━━ TASK INPUT ━━

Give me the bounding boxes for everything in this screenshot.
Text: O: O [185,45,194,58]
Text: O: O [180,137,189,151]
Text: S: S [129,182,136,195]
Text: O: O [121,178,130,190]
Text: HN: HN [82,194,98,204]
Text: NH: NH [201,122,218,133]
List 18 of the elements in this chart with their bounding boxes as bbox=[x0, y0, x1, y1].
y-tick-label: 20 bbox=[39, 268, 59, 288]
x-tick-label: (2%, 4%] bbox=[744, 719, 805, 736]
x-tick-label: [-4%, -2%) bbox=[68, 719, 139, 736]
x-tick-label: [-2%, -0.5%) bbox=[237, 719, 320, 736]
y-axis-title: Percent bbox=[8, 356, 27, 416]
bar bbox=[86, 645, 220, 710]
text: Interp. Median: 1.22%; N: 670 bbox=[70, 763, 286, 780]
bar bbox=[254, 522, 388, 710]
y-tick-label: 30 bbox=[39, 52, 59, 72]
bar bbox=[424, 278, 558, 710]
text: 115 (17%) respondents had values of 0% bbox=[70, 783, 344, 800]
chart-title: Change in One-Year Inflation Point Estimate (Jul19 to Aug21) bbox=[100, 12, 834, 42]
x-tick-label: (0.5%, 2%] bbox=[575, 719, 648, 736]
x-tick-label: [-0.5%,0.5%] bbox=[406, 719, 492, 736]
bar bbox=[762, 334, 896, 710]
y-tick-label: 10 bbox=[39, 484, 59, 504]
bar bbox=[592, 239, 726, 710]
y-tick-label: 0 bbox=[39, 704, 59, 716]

━━━

STATED TASK: Copy out every one of the lines above, word for word and in the same order, with all numbers and brackets unchanged.

THE OUTPUT:
Give me the bounding boxes for everything in this screenshot.
Text: O: O [185,45,194,58]
Text: O: O [180,137,189,151]
Text: S: S [129,182,136,195]
Text: O: O [121,178,130,190]
Text: HN: HN [82,194,98,204]
Text: NH: NH [201,122,218,133]
List 18 of the elements in this chart with their bounding boxes as bbox=[x0, y0, x1, y1].
y-tick-label: 20 bbox=[39, 268, 59, 288]
x-tick-label: (2%, 4%] bbox=[744, 719, 805, 736]
x-tick-label: [-4%, -2%) bbox=[68, 719, 139, 736]
x-tick-label: [-2%, -0.5%) bbox=[237, 719, 320, 736]
y-axis-title: Percent bbox=[8, 356, 27, 416]
bar bbox=[86, 645, 220, 710]
text: Interp. Median: 1.22%; N: 670 bbox=[70, 763, 286, 780]
bar bbox=[254, 522, 388, 710]
y-tick-label: 30 bbox=[39, 52, 59, 72]
bar bbox=[424, 278, 558, 710]
text: 115 (17%) respondents had values of 0% bbox=[70, 783, 344, 800]
chart-title: Change in One-Year Inflation Point Estimate (Jul19 to Aug21) bbox=[100, 12, 834, 42]
x-tick-label: (0.5%, 2%] bbox=[575, 719, 648, 736]
x-tick-label: [-0.5%,0.5%] bbox=[406, 719, 492, 736]
bar bbox=[762, 334, 896, 710]
y-tick-label: 10 bbox=[39, 484, 59, 504]
bar bbox=[592, 239, 726, 710]
y-tick-label: 0 bbox=[39, 704, 59, 716]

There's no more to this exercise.